-- Input --
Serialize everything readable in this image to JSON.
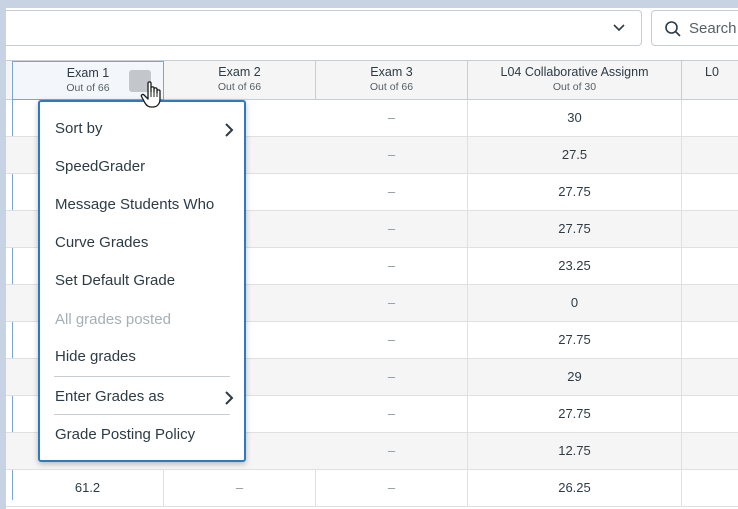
{
  "toolbar": {
    "search_placeholder": "Search"
  },
  "columns": [
    {
      "title": "Exam 1",
      "subtitle": "Out of 66"
    },
    {
      "title": "Exam 2",
      "subtitle": "Out of 66"
    },
    {
      "title": "Exam 3",
      "subtitle": "Out of 66"
    },
    {
      "title": "L04 Collaborative Assignm",
      "subtitle": "Out of 30"
    },
    {
      "title": "L0",
      "subtitle": ""
    }
  ],
  "rows": [
    {
      "exam3": "–",
      "l04": "30"
    },
    {
      "exam3": "–",
      "l04": "27.5"
    },
    {
      "exam3": "–",
      "l04": "27.75"
    },
    {
      "exam3": "–",
      "l04": "27.75"
    },
    {
      "exam3": "–",
      "l04": "23.25"
    },
    {
      "exam3": "–",
      "l04": "0"
    },
    {
      "exam3": "–",
      "l04": "27.75"
    },
    {
      "exam3": "–",
      "l04": "29"
    },
    {
      "exam3": "–",
      "l04": "27.75"
    },
    {
      "exam3": "–",
      "l04": "12.75"
    },
    {
      "exam1": "61.2",
      "exam2": "–",
      "exam3": "–",
      "l04": "26.25"
    }
  ],
  "menu": {
    "items": [
      {
        "label": "Sort by",
        "submenu": true
      },
      {
        "label": "SpeedGrader"
      },
      {
        "label": "Message Students Who"
      },
      {
        "label": "Curve Grades"
      },
      {
        "label": "Set Default Grade"
      },
      {
        "label": "All grades posted",
        "disabled": true
      },
      {
        "label": "Hide grades"
      },
      {
        "label": "Enter Grades as",
        "submenu": true
      },
      {
        "label": "Grade Posting Policy"
      }
    ]
  },
  "colors": {
    "accent": "#2c7ac0",
    "background": "#c7d3e3"
  }
}
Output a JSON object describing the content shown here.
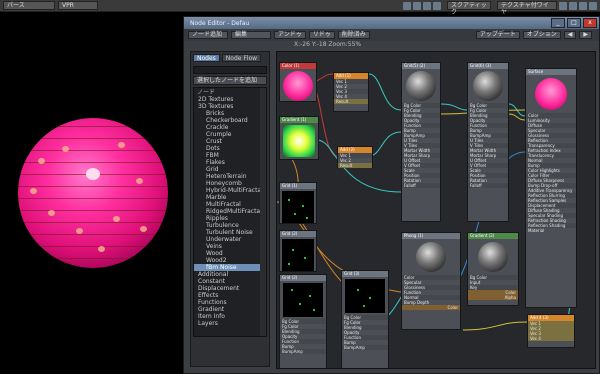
{
  "viewport": {
    "view_select": "パース",
    "shading_select": "VPR",
    "right_select": "スクアティック",
    "right_select2": "テクスチャ付ワイヤ"
  },
  "window": {
    "title": "Node Editor - Defau",
    "buttons": [
      "_",
      "□",
      "x"
    ]
  },
  "toolbar": {
    "add_node": "ノード追加",
    "edit": "編集",
    "undo": "アンドゥ",
    "redo": "リドゥ",
    "delete": "削除済み",
    "update": "アップデート",
    "options": "オプション",
    "zoom_text": "X:-26  Y:-18  Zoom:55%"
  },
  "panel": {
    "tabs": [
      "Nodes",
      "Node Flow"
    ],
    "add_selected": "選択したノードを追加",
    "tree_head": "ノード",
    "items": [
      {
        "label": "2D Textures",
        "child": false
      },
      {
        "label": "3D Textures",
        "child": false
      },
      {
        "label": "Bricks",
        "child": true
      },
      {
        "label": "Checkerboard",
        "child": true
      },
      {
        "label": "Crackle",
        "child": true
      },
      {
        "label": "Crumple",
        "child": true
      },
      {
        "label": "Crust",
        "child": true
      },
      {
        "label": "Dots",
        "child": true
      },
      {
        "label": "FBM",
        "child": true
      },
      {
        "label": "Flakes",
        "child": true
      },
      {
        "label": "Grid",
        "child": true
      },
      {
        "label": "HeteroTerrain",
        "child": true
      },
      {
        "label": "Honeycomb",
        "child": true
      },
      {
        "label": "Hybrid-MultiFractal",
        "child": true
      },
      {
        "label": "Marble",
        "child": true
      },
      {
        "label": "MultiFractal",
        "child": true
      },
      {
        "label": "RidgedMultiFractal",
        "child": true
      },
      {
        "label": "Ripples",
        "child": true
      },
      {
        "label": "Turbulence",
        "child": true
      },
      {
        "label": "Turbulent Noise",
        "child": true
      },
      {
        "label": "Underwater",
        "child": true
      },
      {
        "label": "Veins",
        "child": true
      },
      {
        "label": "Wood",
        "child": true
      },
      {
        "label": "Wood2",
        "child": true
      },
      {
        "label": "fBm Noise",
        "child": true,
        "selected": true
      },
      {
        "label": "Additional",
        "child": false
      },
      {
        "label": "Constant",
        "child": false
      },
      {
        "label": "Displacement",
        "child": false
      },
      {
        "label": "Effects",
        "child": false
      },
      {
        "label": "Functions",
        "child": false
      },
      {
        "label": "Gradient",
        "child": false
      },
      {
        "label": "Item Info",
        "child": false
      },
      {
        "label": "Layers",
        "child": false
      }
    ]
  },
  "nodes": {
    "color_title": "Color (1)",
    "gradient_title": "Gradient (1)",
    "add1": {
      "title": "Add (1)",
      "ports": [
        "Vec 1",
        "Vec 2",
        "Vec 3",
        "Vec 4",
        "Result"
      ]
    },
    "add2": {
      "title": "Add (2)",
      "ports": [
        "Vec 1",
        "Vec 2",
        "Result"
      ]
    },
    "grid1_title": "Grid (1)",
    "grid2_title": "Grid (2)",
    "grid3_title": "Grid (3)",
    "grid4_title": "Grid (4)",
    "grid5": {
      "title": "Grid(5) (2)",
      "ports": [
        "Bg Color",
        "Fg Color",
        "Blending",
        "Opacity",
        "Function",
        "Bump",
        "BumpAmp",
        "U Tiles",
        "V Tiles",
        "Mortar Width",
        "Mortar Sharp",
        "U Offset",
        "V Offset",
        "Scale",
        "Position",
        "Rotation",
        "Falloff"
      ]
    },
    "grid6": {
      "title": "Grid(6) (3)",
      "ports": [
        "Bg Color",
        "Fg Color",
        "Blending",
        "Opacity",
        "Function",
        "Bump",
        "BumpAmp",
        "U Tiles",
        "V Tiles",
        "Mortar Width",
        "Mortar Sharp",
        "U Offset",
        "V Offset",
        "Scale",
        "Position",
        "Rotation",
        "Falloff"
      ]
    },
    "grid_low1": {
      "title": "Grid (2)",
      "ports": [
        "Bg Color",
        "Fg Color",
        "Blending",
        "Opacity",
        "Function",
        "Bump",
        "BumpAmp"
      ]
    },
    "grid_low2": {
      "title": "Grid (3)",
      "ports": [
        "Bg Color",
        "Fg Color",
        "Blending",
        "Opacity",
        "Function",
        "Bump",
        "BumpAmp"
      ]
    },
    "phong": {
      "title": "Phong (1)",
      "ports": [
        "Color",
        "Specular",
        "Glossiness",
        "Function",
        "Normal",
        "Bump Depth"
      ],
      "outputs": [
        "Color"
      ]
    },
    "gradient2": {
      "title": "Gradient (2)",
      "ports": [
        "Bg Color",
        "Input",
        "Key"
      ],
      "outputs": [
        "Color",
        "Alpha"
      ]
    },
    "add4": {
      "title": "Add 4 (3)",
      "ports": [
        "Vec 1",
        "Vec 2",
        "Vec 3",
        "Vec 4"
      ]
    },
    "surface": {
      "title": "Surface",
      "ports": [
        "Color",
        "Luminosity",
        "Diffuse",
        "Specular",
        "Glossiness",
        "Reflection",
        "Transparency",
        "Refraction Index",
        "Translucency",
        "Normal",
        "Bump",
        "Color Highlights",
        "Color Filter",
        "Diffuse Sharpness",
        "Bump Drop-off",
        "Additive Transparency",
        "Reflection Blurring",
        "Reflection Samples",
        "Displacement",
        "Diffuse Shading",
        "Specular Shading",
        "Refraction Shading",
        "Reflection Shading",
        "Material"
      ]
    }
  }
}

-- Set exercise --
Filter out every line that lacks the word "Noise", and copy the rest.

-- Correct response --
        "label": "Turbulent Noise",
        "label": "fBm Noise",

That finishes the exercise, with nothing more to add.